● **Exercise instructions**: Search the records below for the word "Machinery" and show every line where it occurs.

(Dataset records)
####################

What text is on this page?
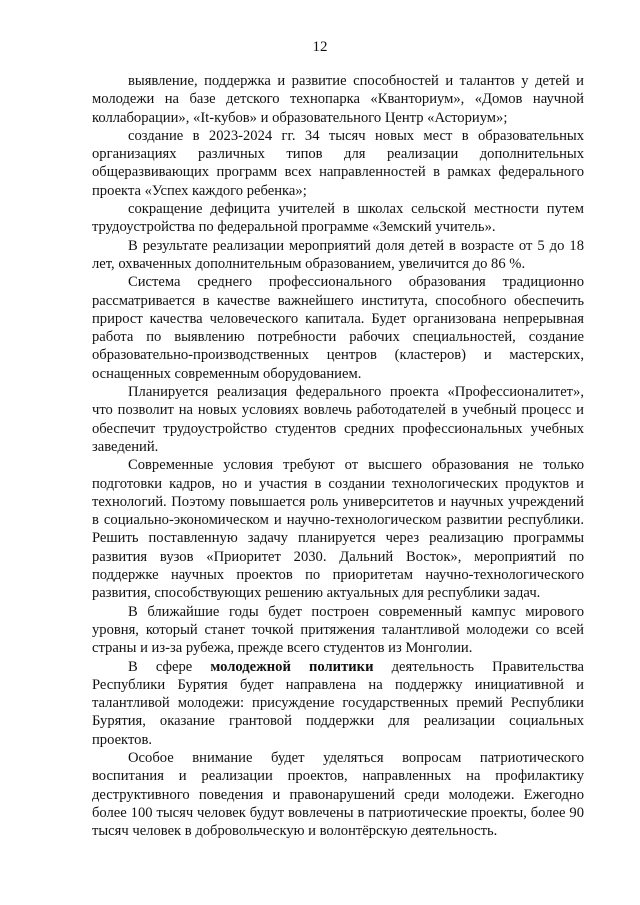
12

выявление, поддержка и развитие способностей и талантов у детей и молодежи на базе детского технопарка «Кванториум», «Домов научной коллаборации», «It-кубов» и образовательного Центр «Асториум»;

создание в 2023-2024 гг. 34 тысяч новых мест в образовательных организациях различных типов для реализации дополнительных общеразвивающих программ всех направленностей в рамках федерального проекта «Успех каждого ребенка»;

сокращение дефицита учителей в школах сельской местности путем трудоустройства по федеральной программе «Земский учитель».

В результате реализации мероприятий доля детей в возрасте от 5 до 18 лет, охваченных дополнительным образованием, увеличится до 86 %.

Система среднего профессионального образования традиционно рассматривается в качестве важнейшего института, способного обеспечить прирост качества человеческого капитала. Будет организована непрерывная работа по выявлению потребности рабочих специальностей, создание образовательно-производственных центров (кластеров) и мастерских, оснащенных современным оборудованием.

Планируется реализация федерального проекта «Профессионалитет», что позволит на новых условиях вовлечь работодателей в учебный процесс и обеспечит трудоустройство студентов средних профессиональных учебных заведений.

Современные условия требуют от высшего образования не только подготовки кадров, но и участия в создании технологических продуктов и технологий. Поэтому повышается роль университетов и научных учреждений в социально-экономическом и научно-технологическом развитии республики. Решить поставленную задачу планируется через реализацию программы развития вузов «Приоритет 2030. Дальний Восток», мероприятий по поддержке научных проектов по приоритетам научно-технологического развития, способствующих решению актуальных для республики задач.

В ближайшие годы будет построен современный кампус мирового уровня, который станет точкой притяжения талантливой молодежи со всей страны и из-за рубежа, прежде всего студентов из Монголии.

В сфере молодежной политики деятельность Правительства Республики Бурятия будет направлена на поддержку инициативной и талантливой молодежи: присуждение государственных премий Республики Бурятия, оказание грантовой поддержки для реализации социальных проектов.

Особое внимание будет уделяться вопросам патриотического воспитания и реализации проектов, направленных на профилактику деструктивного поведения и правонарушений среди молодежи. Ежегодно более 100 тысяч человек будут вовлечены в патриотические проекты, более 90 тысяч человек в добровольческую и волонтёрскую деятельность.
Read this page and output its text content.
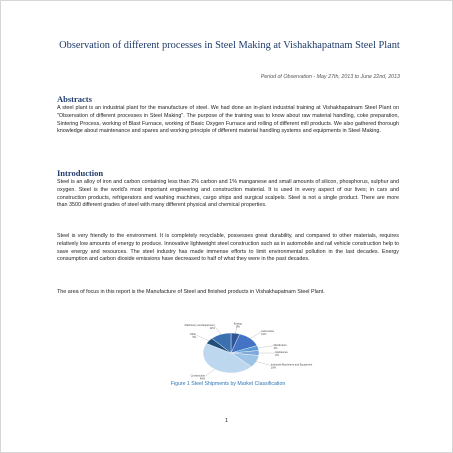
Observation of different processes in Steel Making at Vishakhapatnam Steel Plant
Period of Observation - May 27th, 2013 to June 22nd, 2013
Abstracts

A steel plant is an industrial plant for the manufacture of steel. We had done an in-plant industrial training at Vishakhapatnam Steel Plant on "Observation of different processes in Steel Making". The purpose of the training was to know about raw material handling, coke preparation, Sintering Process, working of Blast Furnace, working of Basic Oxygen Furnace and rolling of different mill products. We also gathered thorough knowledge about maintenance and spares and working principle of different material handling systems and equipments in Steel Making.

Introduction

Steel is an alloy of iron and carbon containing less than 2% carbon and 1% manganese and small amounts of silicon, phosphorus, sulphur and oxygen. Steel is the world's most important engineering and construction material. It is used in every aspect of our lives; in cars and construction products, refrigerators and washing machines, cargo ships and surgical scalpels. Steel is not a single product. There are more than 3500 different grades of steel with many different physical and chemical properties.

Steel is very friendly to the environment. It is completely recyclable, possesses great durability, and compared to other materials, requires relatively low amounts of energy to produce. Innovative lightweight steel construction such as in automobile and rail vehicle construction help to save energy and resources. The steel industry has made immense efforts to limit environmental pollution in the last decades. Energy consumption and carbon dioxide emissions have decreased to half of what they were in the past decades.

The area of focus in this report is the Manufacture of Steel and finished products in Vishakhapatnam Steel Plant.

Energy 5%
Automotive 14%
Distributors 4%
Appliances 4%
Industrial Machinery and Equipment 10%
Construction 46%
Other 5%
Machinery and Equipment 12%

Figure 1 Steel Shipments by Market Classification

1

####################

● **Exercise result**:
Industrial Machinery and Equipment 10%
Machinery and Equipment 12%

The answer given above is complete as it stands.